Short problem 1
Answer these questions using the article on China's tax changes below.
(a) To what amount per litre was the consumption tax on petrol raised on January 13?
(b) Which two agencies jointly made the announcement in the last three rounds of adjustments?
(c) Under whose purview must changes to the tax rate be enacted?

Provided text
───

Tax changes should be enacted by law, through China's legislature

Hu Shuli says a 30-year law allowing the Chinese administration to bypass the legislature in making important economic decisions must be changed

On January 13, the consumption tax on petrol and related products was raised from 1.40 yuan (HK$1.80) per litre to 1.52 yuan, while that on diesel and jet fuel increased from 1.10 yuan to 1.20 yuan. This was the third time in two months China has raised the consumption tax on oil products - the most aggressive action taken since tax reform started in 2009.

Every tax adjustment so far has ignited a flurry of debate. Many people are worried about the tax burden, and also raise questions about how the tax revenues will be used. These are valid concerns. But we should also question the legality of how tax matters are decided.

Indeed, the controversy over tax increases underlines the importance of hastening efforts to regulate taxation. Changes to the tax rate must be enacted by law, under the purview of the National People's Congress.

Yet, as things stand, the flaws of the current system cannot be ignored. Take the recent tax rises. In the last three rounds of adjustments, an announcement was jointly made by the Ministry of Finance and the State Administration of Taxation. Each time, spokespeople from both agencies addressed questions about the reasons for the raise and how the additional revenues will be used, behaving as if they were at a press briefing. Yet, none of them have bothered to address questions about the legality of the tax increase.

───

Entries supplied

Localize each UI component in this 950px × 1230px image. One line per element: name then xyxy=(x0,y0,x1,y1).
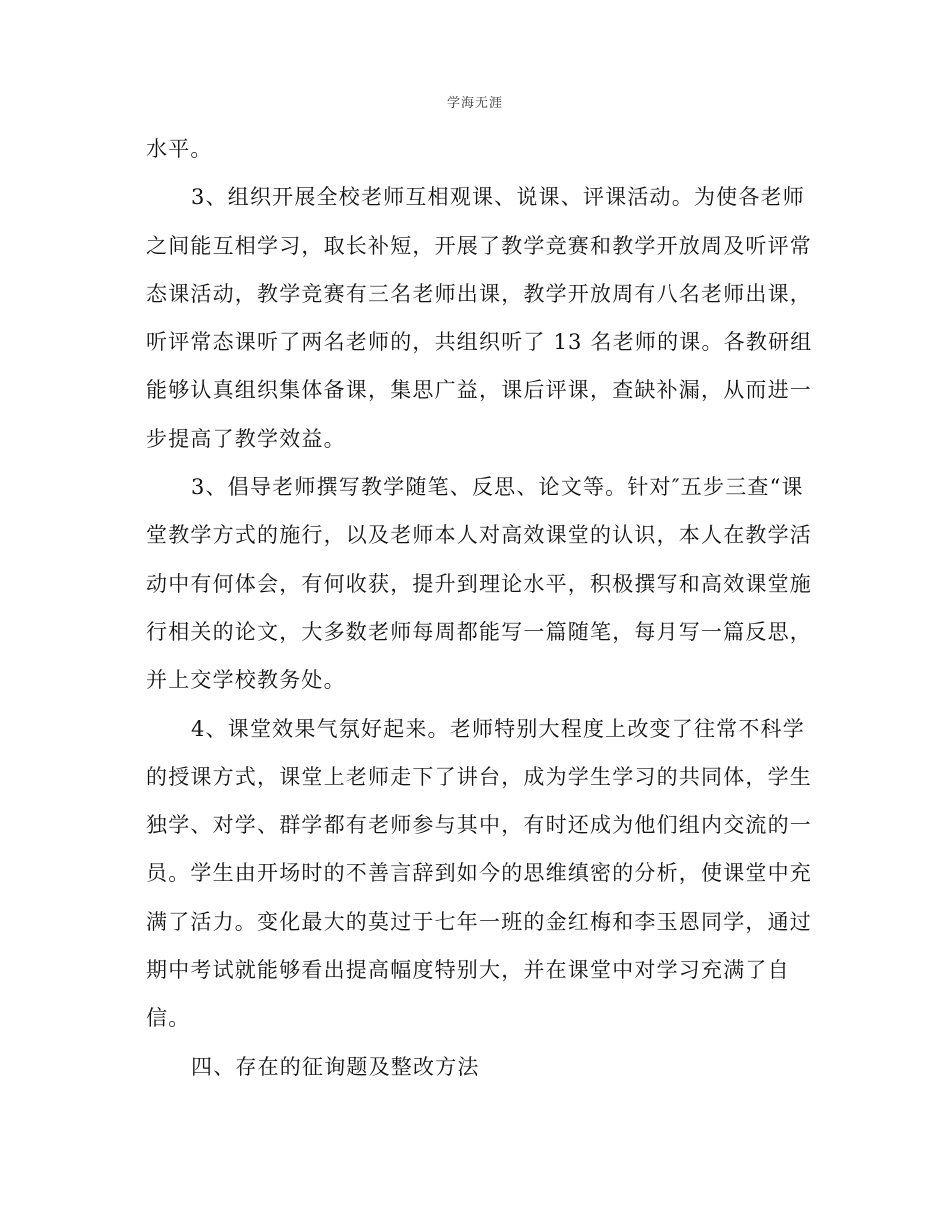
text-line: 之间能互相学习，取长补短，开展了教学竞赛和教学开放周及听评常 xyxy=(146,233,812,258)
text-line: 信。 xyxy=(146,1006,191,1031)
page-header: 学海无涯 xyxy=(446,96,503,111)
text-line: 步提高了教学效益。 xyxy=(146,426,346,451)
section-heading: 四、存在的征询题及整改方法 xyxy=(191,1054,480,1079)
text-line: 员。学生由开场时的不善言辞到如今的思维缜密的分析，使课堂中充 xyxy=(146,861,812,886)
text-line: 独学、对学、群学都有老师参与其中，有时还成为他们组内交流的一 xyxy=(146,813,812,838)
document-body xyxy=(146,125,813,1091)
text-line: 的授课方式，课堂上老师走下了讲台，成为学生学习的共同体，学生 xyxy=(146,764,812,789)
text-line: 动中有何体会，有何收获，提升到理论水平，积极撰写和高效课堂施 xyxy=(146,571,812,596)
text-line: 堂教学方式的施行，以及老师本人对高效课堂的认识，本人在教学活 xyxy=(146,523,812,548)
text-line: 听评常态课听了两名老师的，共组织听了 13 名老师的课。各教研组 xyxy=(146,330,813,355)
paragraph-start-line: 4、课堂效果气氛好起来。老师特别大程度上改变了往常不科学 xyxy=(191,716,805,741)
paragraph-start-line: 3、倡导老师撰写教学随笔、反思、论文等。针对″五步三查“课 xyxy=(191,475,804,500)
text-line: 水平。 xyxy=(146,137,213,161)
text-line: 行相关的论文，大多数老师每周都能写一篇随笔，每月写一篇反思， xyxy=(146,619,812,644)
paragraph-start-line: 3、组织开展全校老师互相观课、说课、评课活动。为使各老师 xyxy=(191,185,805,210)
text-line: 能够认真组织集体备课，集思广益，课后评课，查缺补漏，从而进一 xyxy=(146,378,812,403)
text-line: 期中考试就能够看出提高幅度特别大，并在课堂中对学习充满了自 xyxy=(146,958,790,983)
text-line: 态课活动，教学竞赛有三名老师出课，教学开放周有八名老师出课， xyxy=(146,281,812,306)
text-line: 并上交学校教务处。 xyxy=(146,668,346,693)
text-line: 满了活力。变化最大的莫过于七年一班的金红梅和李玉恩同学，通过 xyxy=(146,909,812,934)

───

Short problem 2
Filter the entries above and copy every line that contains the word "start". Treat uppercase and lowercase letters as different.

Written answer 1
(a) 1.52 yuan per litre.
(b) The Ministry of Finance and the State Administration of Taxation.
(c) The National People's Congress.

Written answer 2
paragraph-start-line: 4、课堂效果气氛好起来。老师特别大程度上改变了往常不科学 xyxy=(191,716,805,741)
paragraph-start-line: 3、倡导老师撰写教学随笔、反思、论文等。针对″五步三查“课 xyxy=(191,475,804,500)
paragraph-start-line: 3、组织开展全校老师互相观课、说课、评课活动。为使各老师 xyxy=(191,185,805,210)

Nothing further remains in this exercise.